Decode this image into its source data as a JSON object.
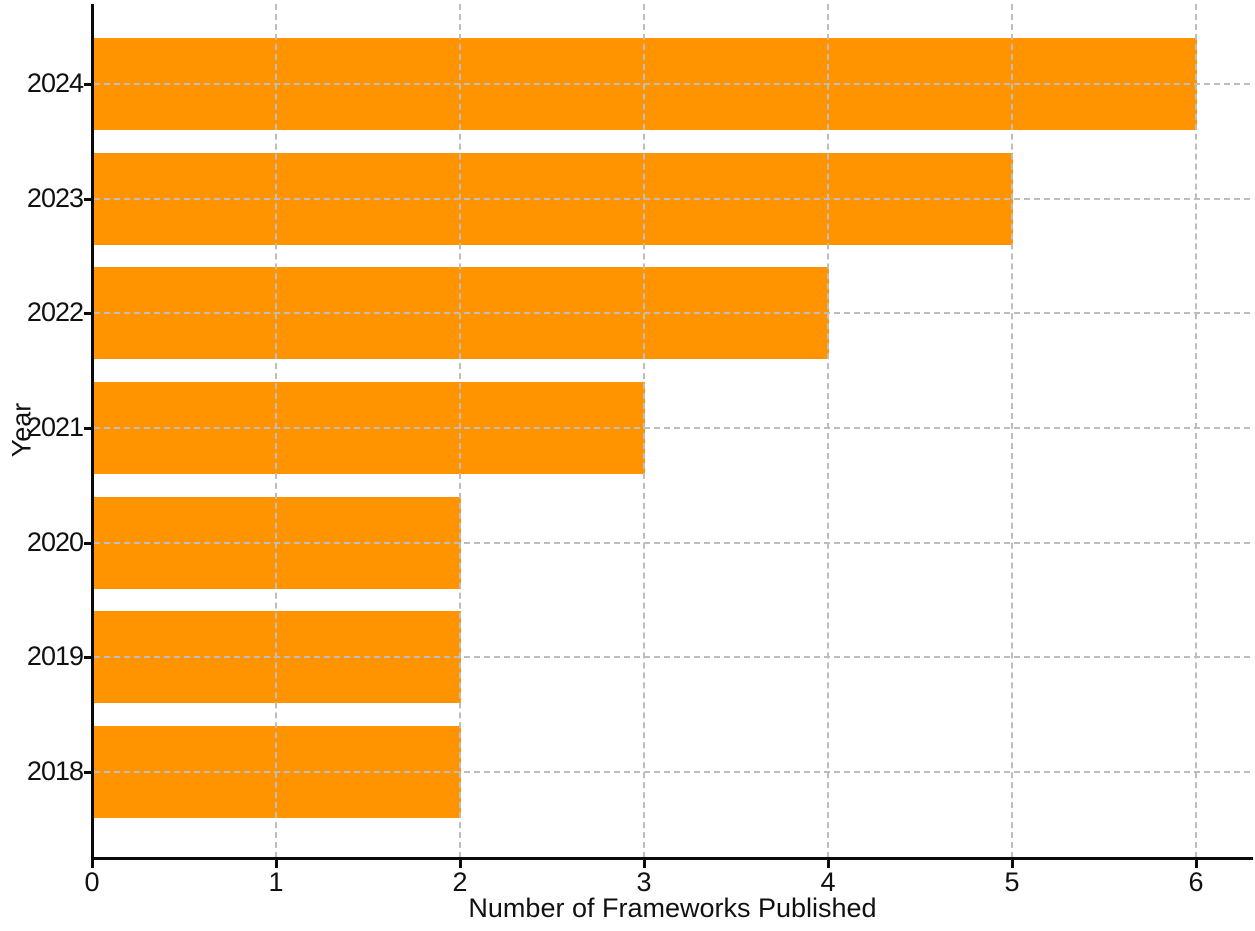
{
  "chart_data": {
    "type": "bar",
    "orientation": "horizontal",
    "categories": [
      "2024",
      "2023",
      "2022",
      "2021",
      "2020",
      "2019",
      "2018"
    ],
    "values": [
      6,
      5,
      4,
      3,
      2,
      2,
      2
    ],
    "title": "",
    "xlabel": "Number of Frameworks Published",
    "ylabel": "Year",
    "x_ticks": [
      "0",
      "1",
      "2",
      "3",
      "4",
      "5",
      "6"
    ],
    "xlim": [
      0,
      6.3
    ],
    "grid": "both-axes, dashed, drawn above bars",
    "legend": "none",
    "colors": {
      "bar": "#FF9300",
      "grid": "#bdbdbd",
      "axis": "#0a0a0a",
      "text": "#111111",
      "background": "#ffffff"
    }
  }
}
---*---
▶ _TO DO_: Where a line holds "grid", copy that line.

▶ _SOLVED PROBLEM_:
    "grid": "both-axes, dashed, drawn above bars",
      "grid": "#bdbdbd",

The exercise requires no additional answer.